— BEGIN —

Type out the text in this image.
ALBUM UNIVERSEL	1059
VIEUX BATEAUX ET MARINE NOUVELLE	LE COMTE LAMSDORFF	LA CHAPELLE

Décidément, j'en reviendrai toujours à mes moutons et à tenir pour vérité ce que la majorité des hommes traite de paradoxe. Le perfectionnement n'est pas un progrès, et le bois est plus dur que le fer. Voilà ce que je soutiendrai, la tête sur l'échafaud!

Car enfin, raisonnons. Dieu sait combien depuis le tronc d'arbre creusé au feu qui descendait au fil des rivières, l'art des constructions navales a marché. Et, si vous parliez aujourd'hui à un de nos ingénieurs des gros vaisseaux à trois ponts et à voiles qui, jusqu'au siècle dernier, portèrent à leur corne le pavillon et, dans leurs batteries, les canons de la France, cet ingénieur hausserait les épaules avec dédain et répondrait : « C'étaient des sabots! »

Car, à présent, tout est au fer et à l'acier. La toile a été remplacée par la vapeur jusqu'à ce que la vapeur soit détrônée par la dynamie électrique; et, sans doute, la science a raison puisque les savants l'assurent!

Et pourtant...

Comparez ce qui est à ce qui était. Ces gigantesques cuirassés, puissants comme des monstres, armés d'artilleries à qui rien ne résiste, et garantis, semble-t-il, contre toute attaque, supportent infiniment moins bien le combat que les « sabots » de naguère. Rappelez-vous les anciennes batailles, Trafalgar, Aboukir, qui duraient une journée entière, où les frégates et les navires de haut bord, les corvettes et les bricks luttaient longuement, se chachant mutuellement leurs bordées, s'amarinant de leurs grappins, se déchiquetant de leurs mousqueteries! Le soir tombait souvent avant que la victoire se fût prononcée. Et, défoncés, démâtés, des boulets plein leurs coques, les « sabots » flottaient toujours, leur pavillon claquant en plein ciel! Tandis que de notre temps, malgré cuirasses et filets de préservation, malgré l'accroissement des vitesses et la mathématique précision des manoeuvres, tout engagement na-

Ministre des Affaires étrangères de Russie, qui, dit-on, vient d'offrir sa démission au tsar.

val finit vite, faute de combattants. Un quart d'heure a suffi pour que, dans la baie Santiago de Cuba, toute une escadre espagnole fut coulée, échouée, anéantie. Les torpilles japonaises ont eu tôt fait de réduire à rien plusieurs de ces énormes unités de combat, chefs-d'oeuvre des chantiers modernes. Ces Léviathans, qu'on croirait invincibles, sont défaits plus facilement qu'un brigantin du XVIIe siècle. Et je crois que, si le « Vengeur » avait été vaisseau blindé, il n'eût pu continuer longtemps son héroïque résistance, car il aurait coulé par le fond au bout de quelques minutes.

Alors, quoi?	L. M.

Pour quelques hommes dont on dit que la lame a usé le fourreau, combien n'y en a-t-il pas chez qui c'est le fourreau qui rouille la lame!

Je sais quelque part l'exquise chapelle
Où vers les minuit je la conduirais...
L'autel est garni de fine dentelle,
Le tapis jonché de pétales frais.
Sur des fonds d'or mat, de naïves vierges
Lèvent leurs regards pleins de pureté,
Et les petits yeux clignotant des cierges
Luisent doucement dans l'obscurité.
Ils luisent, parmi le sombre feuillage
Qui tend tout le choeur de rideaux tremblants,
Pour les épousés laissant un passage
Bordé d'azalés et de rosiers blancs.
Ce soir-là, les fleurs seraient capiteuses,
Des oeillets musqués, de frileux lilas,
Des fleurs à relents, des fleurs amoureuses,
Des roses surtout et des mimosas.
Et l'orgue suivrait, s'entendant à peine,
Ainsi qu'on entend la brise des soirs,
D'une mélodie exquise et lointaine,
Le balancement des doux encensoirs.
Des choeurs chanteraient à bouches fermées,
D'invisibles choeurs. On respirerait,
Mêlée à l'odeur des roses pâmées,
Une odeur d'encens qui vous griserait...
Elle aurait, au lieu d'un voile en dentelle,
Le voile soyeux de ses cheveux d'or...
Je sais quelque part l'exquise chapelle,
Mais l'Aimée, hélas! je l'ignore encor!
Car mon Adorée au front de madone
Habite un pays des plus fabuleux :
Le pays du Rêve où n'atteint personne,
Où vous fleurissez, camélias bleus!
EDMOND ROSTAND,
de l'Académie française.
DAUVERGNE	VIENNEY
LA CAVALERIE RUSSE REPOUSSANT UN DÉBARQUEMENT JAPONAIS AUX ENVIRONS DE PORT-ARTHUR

— END —

EXERCISE GOAL: Copy every record exactly, with nothing added or dropped.

COMPLETED EXERCISE:
Type out the text in this image.
ALBUM UNIVERSEL	1059
VIEUX BATEAUX ET MARINE NOUVELLE	LE COMTE LAMSDORFF	LA CHAPELLE

Décidément, j'en reviendrai toujours à mes moutons et à tenir pour vérité ce que la majorité des hommes traite de paradoxe. Le perfectionnement n'est pas un progrès, et le bois est plus dur que le fer. Voilà ce que je soutiendrai, la tête sur l'échafaud!

Car enfin, raisonnons. Dieu sait combien depuis le tronc d'arbre creusé au feu qui descendait au fil des rivières, l'art des constructions navales a marché. Et, si vous parliez aujourd'hui à un de nos ingénieurs des gros vaisseaux à trois ponts et à voiles qui, jusqu'au siècle dernier, portèrent à leur corne le pavillon et, dans leurs batteries, les canons de la France, cet ingénieur hausserait les épaules avec dédain et répondrait : « C'étaient des sabots! »

Car, à présent, tout est au fer et à l'acier. La toile a été remplacée par la vapeur jusqu'à ce que la vapeur soit détrônée par la dynamie électrique; et, sans doute, la science a raison puisque les savants l'assurent!

Et pourtant...

Comparez ce qui est à ce qui était. Ces gigantesques cuirassés, puissants comme des monstres, armés d'artilleries à qui rien ne résiste, et garantis, semble-t-il, contre toute attaque, supportent infiniment moins bien le combat que les « sabots » de naguère. Rappelez-vous les anciennes batailles, Trafalgar, Aboukir, qui duraient une journée entière, où les frégates et les navires de haut bord, les corvettes et les bricks luttaient longuement, se chachant mutuellement leurs bordées, s'amarinant de leurs grappins, se déchiquetant de leurs mousqueteries! Le soir tombait souvent avant que la victoire se fût prononcée. Et, défoncés, démâtés, des boulets plein leurs coques, les « sabots » flottaient toujours, leur pavillon claquant en plein ciel! Tandis que de notre temps, malgré cuirasses et filets de préservation, malgré l'accroissement des vitesses et la mathématique précision des manoeuvres, tout engagement na-

Ministre des Affaires étrangères de Russie, qui, dit-on, vient d'offrir sa démission au tsar.

val finit vite, faute de combattants. Un quart d'heure a suffi pour que, dans la baie Santiago de Cuba, toute une escadre espagnole fut coulée, échouée, anéantie. Les torpilles japonaises ont eu tôt fait de réduire à rien plusieurs de ces énormes unités de combat, chefs-d'oeuvre des chantiers modernes. Ces Léviathans, qu'on croirait invincibles, sont défaits plus facilement qu'un brigantin du XVIIe siècle. Et je crois que, si le « Vengeur » avait été vaisseau blindé, il n'eût pu continuer longtemps son héroïque résistance, car il aurait coulé par le fond au bout de quelques minutes.

Alors, quoi?	L. M.

Pour quelques hommes dont on dit que la lame a usé le fourreau, combien n'y en a-t-il pas chez qui c'est le fourreau qui rouille la lame!

Je sais quelque part l'exquise chapelle
Où vers les minuit je la conduirais...
L'autel est garni de fine dentelle,
Le tapis jonché de pétales frais.
Sur des fonds d'or mat, de naïves vierges
Lèvent leurs regards pleins de pureté,
Et les petits yeux clignotant des cierges
Luisent doucement dans l'obscurité.
Ils luisent, parmi le sombre feuillage
Qui tend tout le choeur de rideaux tremblants,
Pour les épousés laissant un passage
Bordé d'azalés et de rosiers blancs.
Ce soir-là, les fleurs seraient capiteuses,
Des oeillets musqués, de frileux lilas,
Des fleurs à relents, des fleurs amoureuses,
Des roses surtout et des mimosas.
Et l'orgue suivrait, s'entendant à peine,
Ainsi qu'on entend la brise des soirs,
D'une mélodie exquise et lointaine,
Le balancement des doux encensoirs.
Des choeurs chanteraient à bouches fermées,
D'invisibles choeurs. On respirerait,
Mêlée à l'odeur des roses pâmées,
Une odeur d'encens qui vous griserait...
Elle aurait, au lieu d'un voile en dentelle,
Le voile soyeux de ses cheveux d'or...
Je sais quelque part l'exquise chapelle,
Mais l'Aimée, hélas! je l'ignore encor!
Car mon Adorée au front de madone
Habite un pays des plus fabuleux :
Le pays du Rêve où n'atteint personne,
Où vous fleurissez, camélias bleus!
EDMOND ROSTAND,
de l'Académie française.
DAUVERGNE	VIENNEY
LA CAVALERIE RUSSE REPOUSSANT UN DÉBARQUEMENT JAPONAIS AUX ENVIRONS DE PORT-ARTHUR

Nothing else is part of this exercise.